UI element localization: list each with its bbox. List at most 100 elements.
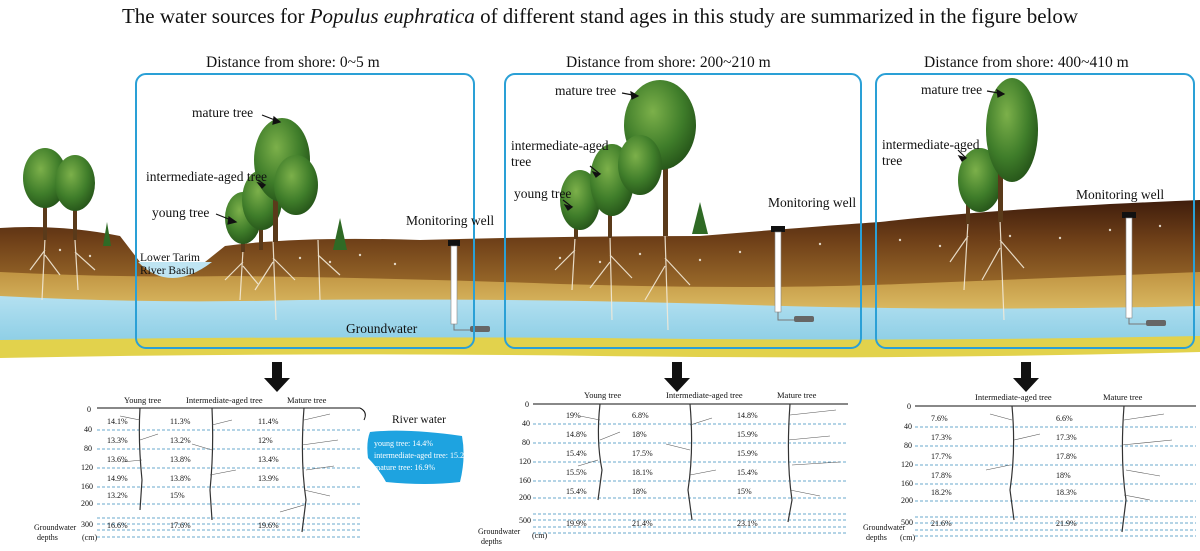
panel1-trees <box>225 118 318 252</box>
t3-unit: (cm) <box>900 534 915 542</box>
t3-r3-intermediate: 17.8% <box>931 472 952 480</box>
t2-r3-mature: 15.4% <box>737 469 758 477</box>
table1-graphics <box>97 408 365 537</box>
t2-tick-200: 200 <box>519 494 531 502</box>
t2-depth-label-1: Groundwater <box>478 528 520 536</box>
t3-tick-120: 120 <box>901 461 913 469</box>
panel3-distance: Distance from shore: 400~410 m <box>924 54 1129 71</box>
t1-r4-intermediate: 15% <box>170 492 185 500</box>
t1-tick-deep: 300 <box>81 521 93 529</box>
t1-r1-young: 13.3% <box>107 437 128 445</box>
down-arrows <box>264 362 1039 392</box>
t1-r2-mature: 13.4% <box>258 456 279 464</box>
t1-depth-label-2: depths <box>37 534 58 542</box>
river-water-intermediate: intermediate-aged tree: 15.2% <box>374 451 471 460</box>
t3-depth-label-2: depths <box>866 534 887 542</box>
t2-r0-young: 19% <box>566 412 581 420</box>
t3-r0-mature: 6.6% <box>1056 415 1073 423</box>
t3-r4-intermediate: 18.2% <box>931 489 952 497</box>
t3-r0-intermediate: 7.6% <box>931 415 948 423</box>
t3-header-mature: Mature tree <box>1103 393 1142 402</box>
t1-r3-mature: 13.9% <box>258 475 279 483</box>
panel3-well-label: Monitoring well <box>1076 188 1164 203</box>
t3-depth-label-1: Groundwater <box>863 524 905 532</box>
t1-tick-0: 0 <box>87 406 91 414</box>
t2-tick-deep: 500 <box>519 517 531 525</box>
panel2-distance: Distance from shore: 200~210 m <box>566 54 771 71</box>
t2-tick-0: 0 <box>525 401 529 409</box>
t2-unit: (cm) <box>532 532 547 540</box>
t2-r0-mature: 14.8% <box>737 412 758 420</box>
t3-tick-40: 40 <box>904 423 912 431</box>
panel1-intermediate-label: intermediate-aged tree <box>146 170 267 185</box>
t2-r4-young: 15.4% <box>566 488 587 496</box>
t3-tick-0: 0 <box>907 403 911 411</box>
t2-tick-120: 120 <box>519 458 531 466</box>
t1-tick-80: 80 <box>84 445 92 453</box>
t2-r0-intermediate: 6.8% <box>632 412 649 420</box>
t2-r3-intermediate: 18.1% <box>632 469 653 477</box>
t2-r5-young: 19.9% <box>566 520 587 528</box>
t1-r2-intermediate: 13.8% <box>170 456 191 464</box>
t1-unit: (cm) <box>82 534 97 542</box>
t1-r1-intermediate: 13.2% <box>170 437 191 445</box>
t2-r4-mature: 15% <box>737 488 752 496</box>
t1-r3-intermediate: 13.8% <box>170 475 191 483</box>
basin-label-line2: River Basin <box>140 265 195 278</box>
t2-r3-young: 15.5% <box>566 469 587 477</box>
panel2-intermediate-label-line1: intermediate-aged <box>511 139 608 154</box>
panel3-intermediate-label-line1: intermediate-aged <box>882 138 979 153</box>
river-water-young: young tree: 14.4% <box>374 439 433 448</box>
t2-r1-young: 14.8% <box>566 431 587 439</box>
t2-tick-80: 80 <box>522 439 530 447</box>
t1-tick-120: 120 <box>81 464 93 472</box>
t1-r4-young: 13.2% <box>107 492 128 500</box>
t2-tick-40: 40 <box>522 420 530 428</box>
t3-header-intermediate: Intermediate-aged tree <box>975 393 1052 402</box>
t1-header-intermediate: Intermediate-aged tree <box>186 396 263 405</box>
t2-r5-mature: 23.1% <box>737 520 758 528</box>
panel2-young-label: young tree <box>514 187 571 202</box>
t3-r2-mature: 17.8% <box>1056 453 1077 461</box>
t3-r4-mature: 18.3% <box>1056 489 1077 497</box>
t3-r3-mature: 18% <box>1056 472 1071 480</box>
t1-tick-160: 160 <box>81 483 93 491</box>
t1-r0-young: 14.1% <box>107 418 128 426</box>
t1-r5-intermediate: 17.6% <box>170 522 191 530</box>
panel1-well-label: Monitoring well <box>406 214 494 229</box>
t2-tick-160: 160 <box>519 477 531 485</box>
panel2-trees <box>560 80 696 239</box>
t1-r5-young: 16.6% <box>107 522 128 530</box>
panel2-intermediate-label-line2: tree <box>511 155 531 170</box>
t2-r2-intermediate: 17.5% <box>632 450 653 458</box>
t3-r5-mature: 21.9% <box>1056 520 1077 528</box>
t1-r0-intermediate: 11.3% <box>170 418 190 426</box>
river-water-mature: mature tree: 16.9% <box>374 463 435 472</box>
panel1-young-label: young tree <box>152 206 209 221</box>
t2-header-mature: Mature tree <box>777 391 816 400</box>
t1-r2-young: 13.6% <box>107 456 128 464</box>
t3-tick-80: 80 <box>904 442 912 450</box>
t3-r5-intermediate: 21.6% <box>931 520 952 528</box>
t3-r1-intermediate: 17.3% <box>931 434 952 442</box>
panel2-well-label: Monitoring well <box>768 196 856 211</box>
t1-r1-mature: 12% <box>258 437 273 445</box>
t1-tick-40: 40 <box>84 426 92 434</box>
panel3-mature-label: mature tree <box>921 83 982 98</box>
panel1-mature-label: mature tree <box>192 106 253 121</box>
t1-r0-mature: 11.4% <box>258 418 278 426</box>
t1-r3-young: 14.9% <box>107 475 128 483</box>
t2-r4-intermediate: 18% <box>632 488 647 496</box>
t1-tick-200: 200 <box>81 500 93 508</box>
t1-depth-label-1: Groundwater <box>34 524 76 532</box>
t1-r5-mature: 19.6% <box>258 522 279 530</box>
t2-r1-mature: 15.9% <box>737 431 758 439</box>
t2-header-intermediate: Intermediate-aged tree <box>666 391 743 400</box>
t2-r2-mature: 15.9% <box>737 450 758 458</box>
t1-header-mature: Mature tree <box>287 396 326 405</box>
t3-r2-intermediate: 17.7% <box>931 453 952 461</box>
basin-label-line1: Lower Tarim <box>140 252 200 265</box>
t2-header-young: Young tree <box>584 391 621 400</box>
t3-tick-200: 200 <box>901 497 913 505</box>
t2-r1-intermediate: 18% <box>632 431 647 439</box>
··········
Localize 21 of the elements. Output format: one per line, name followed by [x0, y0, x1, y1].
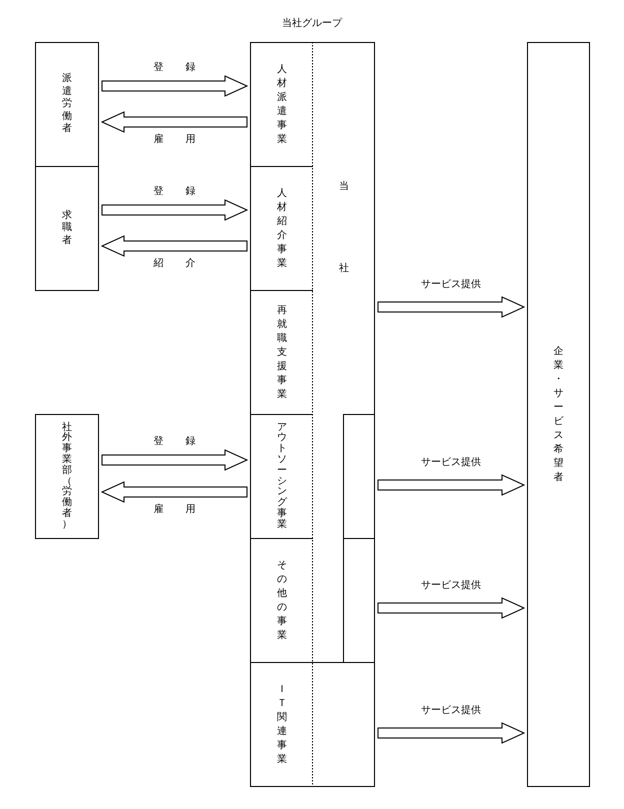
··········
■ BRIEF: Reproduce, without any changes, everything from the line containing "UI element localization: list" down to the line containing "t1-depth-label-2: depths <box>37", including both of those lines. Leave the pictures out of your answer.

■ FULL SOLUTION:
UI element localization: list each with its bbox. List at most 100 elements.
panel1-trees <box>225 118 318 252</box>
t3-unit: (cm) <box>900 534 915 542</box>
t3-r3-intermediate: 17.8% <box>931 472 952 480</box>
t2-r3-mature: 15.4% <box>737 469 758 477</box>
table1-graphics <box>97 408 365 537</box>
t2-tick-200: 200 <box>519 494 531 502</box>
t2-depth-label-1: Groundwater <box>478 528 520 536</box>
t3-tick-120: 120 <box>901 461 913 469</box>
panel3-distance: Distance from shore: 400~410 m <box>924 54 1129 71</box>
t1-r4-intermediate: 15% <box>170 492 185 500</box>
t1-tick-deep: 300 <box>81 521 93 529</box>
t1-r1-young: 13.3% <box>107 437 128 445</box>
down-arrows <box>264 362 1039 392</box>
t1-r2-mature: 13.4% <box>258 456 279 464</box>
t1-depth-label-2: depths <box>37 534 58 542</box>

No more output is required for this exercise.